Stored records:
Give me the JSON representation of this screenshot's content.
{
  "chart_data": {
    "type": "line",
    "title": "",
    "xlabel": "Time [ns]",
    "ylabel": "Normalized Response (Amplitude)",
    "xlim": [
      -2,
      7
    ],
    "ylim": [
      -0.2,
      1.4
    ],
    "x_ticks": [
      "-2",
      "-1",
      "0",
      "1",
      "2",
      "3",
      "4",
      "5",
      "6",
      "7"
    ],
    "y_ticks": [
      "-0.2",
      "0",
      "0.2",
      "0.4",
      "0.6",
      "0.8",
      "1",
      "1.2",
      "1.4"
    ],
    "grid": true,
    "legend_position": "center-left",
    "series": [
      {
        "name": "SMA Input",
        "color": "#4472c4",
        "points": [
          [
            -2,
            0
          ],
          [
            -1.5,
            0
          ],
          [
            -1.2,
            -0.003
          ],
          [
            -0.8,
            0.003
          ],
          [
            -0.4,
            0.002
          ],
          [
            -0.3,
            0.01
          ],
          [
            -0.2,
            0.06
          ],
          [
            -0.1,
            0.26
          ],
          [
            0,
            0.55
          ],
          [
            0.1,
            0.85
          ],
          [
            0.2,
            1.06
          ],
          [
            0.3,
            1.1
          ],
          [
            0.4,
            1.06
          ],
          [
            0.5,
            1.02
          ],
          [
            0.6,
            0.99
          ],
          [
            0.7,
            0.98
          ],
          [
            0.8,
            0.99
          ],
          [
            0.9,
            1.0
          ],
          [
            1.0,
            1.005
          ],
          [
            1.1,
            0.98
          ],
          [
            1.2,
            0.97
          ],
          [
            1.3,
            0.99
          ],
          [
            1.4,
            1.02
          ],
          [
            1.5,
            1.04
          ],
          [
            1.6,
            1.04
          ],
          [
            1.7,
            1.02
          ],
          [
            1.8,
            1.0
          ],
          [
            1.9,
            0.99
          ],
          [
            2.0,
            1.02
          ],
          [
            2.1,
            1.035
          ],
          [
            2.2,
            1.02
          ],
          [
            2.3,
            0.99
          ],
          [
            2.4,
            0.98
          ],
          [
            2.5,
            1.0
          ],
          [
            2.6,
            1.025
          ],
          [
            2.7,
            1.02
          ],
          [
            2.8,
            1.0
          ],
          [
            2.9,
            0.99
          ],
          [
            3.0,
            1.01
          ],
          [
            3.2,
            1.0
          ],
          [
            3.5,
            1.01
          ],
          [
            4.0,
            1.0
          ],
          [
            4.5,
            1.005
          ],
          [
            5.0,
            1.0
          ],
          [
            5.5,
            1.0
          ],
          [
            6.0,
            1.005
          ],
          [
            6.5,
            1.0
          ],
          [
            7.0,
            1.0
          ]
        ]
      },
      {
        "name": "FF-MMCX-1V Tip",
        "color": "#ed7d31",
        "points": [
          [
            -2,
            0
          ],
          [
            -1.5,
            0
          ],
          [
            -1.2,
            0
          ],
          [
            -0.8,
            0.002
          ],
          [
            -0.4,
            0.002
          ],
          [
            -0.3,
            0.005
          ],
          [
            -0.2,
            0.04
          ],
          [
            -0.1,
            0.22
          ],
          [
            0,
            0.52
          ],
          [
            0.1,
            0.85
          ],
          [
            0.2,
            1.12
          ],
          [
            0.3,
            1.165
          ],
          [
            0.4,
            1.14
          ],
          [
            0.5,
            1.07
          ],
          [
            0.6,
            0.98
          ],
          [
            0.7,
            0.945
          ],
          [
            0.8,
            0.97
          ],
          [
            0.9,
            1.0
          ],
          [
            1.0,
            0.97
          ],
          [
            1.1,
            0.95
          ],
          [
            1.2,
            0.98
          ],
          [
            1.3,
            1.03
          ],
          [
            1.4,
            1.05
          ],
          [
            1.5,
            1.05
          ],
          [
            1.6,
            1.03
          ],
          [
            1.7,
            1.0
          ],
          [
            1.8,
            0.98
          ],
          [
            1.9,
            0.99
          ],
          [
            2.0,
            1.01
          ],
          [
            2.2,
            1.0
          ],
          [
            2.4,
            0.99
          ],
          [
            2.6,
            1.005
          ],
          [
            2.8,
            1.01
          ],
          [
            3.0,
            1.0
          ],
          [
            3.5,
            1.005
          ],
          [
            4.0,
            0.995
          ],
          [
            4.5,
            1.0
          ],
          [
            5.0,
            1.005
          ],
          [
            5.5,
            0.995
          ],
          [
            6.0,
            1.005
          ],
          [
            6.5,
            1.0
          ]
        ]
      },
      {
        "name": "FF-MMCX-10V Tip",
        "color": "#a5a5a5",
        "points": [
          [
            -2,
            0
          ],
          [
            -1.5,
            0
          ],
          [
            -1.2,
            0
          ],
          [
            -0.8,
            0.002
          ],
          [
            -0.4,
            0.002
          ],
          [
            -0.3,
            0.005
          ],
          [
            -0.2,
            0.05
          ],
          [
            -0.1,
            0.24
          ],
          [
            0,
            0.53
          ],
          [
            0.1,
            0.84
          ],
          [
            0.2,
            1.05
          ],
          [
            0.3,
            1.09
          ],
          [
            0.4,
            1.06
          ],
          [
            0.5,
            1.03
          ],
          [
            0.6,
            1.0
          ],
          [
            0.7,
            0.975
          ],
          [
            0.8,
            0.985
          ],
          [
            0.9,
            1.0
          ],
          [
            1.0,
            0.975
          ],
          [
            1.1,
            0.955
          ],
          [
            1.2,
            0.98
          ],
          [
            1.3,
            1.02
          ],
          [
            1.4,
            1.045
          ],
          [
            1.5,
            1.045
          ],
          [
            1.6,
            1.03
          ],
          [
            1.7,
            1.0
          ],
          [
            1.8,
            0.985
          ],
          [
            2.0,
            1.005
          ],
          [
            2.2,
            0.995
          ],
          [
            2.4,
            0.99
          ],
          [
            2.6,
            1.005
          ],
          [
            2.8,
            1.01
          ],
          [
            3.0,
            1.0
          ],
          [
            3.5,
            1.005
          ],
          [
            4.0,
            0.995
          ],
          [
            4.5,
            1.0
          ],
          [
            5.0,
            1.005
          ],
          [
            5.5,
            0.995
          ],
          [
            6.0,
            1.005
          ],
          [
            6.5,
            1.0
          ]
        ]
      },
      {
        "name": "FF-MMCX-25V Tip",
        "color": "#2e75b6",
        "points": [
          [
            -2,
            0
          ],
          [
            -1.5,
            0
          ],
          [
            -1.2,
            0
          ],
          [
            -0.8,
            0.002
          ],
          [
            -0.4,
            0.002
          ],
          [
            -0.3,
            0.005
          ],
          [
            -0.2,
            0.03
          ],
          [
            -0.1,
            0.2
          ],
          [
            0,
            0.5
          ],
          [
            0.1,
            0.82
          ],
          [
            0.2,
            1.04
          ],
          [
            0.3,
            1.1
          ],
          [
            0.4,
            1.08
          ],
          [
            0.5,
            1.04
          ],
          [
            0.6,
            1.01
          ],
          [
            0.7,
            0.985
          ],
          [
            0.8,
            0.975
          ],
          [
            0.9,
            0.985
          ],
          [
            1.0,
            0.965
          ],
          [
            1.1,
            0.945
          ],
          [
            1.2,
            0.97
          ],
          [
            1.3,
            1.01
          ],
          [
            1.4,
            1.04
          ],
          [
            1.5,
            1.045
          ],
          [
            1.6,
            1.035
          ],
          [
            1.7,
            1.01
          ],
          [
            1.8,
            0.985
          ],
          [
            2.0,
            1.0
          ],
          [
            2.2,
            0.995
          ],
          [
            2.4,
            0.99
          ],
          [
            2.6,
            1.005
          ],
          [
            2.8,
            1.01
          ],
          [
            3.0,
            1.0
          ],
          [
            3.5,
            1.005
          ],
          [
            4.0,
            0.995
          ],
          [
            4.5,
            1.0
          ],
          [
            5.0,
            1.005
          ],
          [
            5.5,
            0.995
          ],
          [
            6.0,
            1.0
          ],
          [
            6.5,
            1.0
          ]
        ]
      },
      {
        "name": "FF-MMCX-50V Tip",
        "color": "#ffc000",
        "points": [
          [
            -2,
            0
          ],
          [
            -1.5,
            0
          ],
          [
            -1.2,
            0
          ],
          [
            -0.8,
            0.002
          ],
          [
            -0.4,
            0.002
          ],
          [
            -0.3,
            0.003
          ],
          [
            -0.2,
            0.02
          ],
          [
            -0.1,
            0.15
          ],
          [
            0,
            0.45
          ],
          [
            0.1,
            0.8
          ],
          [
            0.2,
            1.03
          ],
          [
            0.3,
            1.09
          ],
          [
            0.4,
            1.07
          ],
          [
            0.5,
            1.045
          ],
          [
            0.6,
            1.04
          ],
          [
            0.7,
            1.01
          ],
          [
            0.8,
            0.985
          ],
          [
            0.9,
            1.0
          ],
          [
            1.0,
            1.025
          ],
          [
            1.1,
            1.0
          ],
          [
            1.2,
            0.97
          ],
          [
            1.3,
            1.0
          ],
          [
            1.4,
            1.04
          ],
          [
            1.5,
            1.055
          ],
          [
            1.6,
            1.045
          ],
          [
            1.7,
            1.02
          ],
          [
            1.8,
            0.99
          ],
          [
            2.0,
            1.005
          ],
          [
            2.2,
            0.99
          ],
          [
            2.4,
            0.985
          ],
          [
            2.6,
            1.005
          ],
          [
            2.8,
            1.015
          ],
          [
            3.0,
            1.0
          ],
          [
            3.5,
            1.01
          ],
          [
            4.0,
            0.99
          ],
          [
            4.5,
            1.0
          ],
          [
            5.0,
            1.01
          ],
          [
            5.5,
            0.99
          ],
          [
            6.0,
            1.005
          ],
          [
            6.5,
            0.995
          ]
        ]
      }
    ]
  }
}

THE REQUEST: Select the lines that carry the string "MMCX" and copy them.

ANSWER TO THE PROBLEM:
        "name": "FF-MMCX-1V Tip",
        "name": "FF-MMCX-10V Tip",
        "name": "FF-MMCX-25V Tip",
        "name": "FF-MMCX-50V Tip",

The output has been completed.